### SET PROBLEM:
Below are the records. List every line holding the word "this".

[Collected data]

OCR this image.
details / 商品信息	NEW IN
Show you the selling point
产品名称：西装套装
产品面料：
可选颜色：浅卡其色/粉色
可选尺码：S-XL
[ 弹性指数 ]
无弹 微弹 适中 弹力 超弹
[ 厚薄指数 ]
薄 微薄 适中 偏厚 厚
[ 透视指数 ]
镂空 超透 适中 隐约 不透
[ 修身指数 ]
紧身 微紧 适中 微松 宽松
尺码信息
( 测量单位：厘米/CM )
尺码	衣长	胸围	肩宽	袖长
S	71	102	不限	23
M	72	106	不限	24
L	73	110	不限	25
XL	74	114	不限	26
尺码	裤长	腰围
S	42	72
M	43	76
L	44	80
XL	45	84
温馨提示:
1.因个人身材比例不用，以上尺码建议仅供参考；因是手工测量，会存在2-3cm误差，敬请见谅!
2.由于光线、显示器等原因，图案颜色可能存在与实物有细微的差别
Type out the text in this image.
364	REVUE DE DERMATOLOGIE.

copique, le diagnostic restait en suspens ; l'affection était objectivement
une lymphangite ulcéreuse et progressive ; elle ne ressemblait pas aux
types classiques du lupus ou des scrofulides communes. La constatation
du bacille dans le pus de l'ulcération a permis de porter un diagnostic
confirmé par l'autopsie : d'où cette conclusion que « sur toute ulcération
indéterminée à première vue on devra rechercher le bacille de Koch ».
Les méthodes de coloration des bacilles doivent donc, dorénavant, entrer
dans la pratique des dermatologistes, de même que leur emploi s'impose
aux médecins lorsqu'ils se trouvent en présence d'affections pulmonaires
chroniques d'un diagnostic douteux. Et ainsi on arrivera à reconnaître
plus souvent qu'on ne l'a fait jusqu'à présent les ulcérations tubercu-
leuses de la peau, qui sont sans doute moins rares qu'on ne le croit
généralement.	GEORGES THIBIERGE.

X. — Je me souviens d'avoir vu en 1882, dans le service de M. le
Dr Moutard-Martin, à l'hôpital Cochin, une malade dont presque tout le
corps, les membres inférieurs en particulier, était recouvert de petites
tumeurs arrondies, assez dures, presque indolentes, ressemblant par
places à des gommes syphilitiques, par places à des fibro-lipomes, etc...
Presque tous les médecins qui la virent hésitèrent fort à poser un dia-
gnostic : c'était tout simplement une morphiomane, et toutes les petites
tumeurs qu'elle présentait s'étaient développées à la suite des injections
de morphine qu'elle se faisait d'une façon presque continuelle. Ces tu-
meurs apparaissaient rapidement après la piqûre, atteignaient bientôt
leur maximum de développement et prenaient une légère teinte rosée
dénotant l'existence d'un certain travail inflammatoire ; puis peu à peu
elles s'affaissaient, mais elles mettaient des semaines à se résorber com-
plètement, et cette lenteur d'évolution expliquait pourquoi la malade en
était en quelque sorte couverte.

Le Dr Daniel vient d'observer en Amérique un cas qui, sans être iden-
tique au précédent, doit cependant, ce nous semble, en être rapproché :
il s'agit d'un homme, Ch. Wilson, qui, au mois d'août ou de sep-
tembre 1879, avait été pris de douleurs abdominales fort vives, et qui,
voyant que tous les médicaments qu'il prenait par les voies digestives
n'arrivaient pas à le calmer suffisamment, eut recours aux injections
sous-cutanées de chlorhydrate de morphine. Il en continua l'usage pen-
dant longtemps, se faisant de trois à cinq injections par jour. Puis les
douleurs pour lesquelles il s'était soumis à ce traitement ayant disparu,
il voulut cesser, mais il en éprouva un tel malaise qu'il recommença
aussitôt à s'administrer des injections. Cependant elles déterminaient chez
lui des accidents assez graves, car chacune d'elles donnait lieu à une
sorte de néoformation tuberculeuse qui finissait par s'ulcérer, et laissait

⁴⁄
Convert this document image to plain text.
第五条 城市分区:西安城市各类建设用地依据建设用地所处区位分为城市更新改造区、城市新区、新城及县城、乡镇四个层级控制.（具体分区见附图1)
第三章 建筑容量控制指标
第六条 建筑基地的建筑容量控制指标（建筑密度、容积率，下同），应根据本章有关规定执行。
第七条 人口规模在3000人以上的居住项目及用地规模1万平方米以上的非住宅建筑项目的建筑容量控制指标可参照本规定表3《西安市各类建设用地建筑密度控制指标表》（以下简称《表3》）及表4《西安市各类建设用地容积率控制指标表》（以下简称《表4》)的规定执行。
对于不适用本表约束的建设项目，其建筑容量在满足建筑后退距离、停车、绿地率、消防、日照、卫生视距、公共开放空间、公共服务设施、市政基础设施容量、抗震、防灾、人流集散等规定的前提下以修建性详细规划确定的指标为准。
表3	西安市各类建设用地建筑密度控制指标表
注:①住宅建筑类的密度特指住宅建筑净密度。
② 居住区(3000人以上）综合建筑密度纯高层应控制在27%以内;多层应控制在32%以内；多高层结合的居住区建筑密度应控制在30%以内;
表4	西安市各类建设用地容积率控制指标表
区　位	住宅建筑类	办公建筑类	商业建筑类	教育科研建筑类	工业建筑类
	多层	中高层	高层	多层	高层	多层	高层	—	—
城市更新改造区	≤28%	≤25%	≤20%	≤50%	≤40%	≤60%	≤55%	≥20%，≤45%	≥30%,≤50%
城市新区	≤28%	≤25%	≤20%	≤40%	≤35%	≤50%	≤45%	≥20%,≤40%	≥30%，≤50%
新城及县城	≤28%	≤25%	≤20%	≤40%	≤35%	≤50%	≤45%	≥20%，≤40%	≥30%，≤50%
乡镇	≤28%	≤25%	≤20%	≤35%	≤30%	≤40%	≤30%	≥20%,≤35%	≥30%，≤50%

### OUTPUT BELOW:
OCR this image.
Type out the text in this image.
Convert this document image to plain text.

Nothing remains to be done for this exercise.